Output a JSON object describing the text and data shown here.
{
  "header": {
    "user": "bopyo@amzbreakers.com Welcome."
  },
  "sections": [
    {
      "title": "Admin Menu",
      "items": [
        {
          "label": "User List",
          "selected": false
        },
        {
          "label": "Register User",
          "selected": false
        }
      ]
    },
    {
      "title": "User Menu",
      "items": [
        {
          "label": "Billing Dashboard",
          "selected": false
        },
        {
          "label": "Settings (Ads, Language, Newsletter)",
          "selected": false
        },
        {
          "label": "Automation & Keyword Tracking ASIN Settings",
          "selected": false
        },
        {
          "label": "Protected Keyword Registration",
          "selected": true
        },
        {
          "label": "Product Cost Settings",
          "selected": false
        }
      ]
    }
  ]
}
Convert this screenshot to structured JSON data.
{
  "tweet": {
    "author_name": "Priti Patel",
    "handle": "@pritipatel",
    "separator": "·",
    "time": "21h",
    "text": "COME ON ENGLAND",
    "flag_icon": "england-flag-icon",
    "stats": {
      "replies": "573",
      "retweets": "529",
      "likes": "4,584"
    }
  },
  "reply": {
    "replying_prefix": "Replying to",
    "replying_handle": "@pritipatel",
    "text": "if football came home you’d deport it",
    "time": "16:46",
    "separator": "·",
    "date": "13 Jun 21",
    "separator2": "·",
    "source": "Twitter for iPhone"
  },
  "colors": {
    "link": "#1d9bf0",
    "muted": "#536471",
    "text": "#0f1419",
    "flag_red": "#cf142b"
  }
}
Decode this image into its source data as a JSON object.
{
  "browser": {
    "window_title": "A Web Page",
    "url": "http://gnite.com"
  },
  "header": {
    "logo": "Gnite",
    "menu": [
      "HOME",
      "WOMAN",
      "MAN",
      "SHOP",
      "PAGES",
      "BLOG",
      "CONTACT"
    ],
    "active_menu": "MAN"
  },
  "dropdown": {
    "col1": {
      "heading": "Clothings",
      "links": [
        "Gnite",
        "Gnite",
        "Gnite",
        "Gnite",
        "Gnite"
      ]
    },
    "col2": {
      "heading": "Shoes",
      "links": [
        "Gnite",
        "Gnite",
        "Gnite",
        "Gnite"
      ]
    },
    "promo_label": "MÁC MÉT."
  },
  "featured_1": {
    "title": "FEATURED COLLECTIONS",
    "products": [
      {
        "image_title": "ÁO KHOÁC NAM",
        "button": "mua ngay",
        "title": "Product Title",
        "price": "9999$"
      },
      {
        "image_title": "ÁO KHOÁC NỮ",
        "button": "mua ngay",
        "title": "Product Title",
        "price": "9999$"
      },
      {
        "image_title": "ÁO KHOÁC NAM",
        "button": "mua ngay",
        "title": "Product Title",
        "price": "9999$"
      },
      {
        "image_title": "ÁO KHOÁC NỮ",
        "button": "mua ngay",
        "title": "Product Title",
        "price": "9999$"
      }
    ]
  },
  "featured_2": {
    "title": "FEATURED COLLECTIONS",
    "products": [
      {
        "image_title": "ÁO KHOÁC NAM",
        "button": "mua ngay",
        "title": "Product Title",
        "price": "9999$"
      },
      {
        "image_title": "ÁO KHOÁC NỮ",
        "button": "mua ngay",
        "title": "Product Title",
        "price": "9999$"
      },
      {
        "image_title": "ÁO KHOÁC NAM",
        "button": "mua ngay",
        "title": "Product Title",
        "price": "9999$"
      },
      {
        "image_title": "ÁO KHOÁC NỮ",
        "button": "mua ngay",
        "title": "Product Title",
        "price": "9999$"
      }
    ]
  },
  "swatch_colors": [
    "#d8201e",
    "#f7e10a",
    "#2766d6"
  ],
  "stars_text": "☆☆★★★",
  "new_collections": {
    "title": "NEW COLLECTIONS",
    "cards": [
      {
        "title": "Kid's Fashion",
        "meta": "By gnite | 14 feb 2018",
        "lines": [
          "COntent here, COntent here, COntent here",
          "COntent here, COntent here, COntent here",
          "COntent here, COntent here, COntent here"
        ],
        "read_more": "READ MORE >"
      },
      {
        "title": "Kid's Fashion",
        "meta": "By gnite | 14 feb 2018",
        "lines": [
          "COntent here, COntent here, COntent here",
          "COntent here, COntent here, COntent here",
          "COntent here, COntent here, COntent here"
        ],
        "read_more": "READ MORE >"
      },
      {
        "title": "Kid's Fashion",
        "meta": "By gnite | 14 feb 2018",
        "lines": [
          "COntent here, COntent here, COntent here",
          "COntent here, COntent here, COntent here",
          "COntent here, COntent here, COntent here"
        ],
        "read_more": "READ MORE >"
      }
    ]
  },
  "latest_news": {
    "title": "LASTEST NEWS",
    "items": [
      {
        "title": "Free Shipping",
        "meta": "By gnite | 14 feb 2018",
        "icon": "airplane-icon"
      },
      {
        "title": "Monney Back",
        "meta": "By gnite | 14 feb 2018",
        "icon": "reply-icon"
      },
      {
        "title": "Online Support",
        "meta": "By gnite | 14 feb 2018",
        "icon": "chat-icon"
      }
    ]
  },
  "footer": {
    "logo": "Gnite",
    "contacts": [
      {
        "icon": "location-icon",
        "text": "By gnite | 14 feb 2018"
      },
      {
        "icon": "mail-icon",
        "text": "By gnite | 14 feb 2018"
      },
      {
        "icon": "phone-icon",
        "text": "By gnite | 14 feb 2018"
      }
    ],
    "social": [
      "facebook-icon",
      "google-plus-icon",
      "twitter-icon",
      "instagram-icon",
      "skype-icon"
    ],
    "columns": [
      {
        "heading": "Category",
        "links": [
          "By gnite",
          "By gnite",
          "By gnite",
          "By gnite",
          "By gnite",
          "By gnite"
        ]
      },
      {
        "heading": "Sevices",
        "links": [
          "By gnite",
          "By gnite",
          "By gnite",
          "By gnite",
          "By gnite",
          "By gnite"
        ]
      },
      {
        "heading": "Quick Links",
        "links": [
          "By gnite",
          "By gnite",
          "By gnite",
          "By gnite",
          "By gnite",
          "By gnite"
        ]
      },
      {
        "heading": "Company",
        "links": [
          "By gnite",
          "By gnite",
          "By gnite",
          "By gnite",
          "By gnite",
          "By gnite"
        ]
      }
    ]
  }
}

____________________

● **Exercise aim**
Identify each line of the material where the word "heading" shows up, and copy it.

● **Task result**
      "heading": "Clothings",
      "heading": "Shoes",
        "heading": "Category",
        "heading": "Sevices",
        "heading": "Quick Links",
        "heading": "Company",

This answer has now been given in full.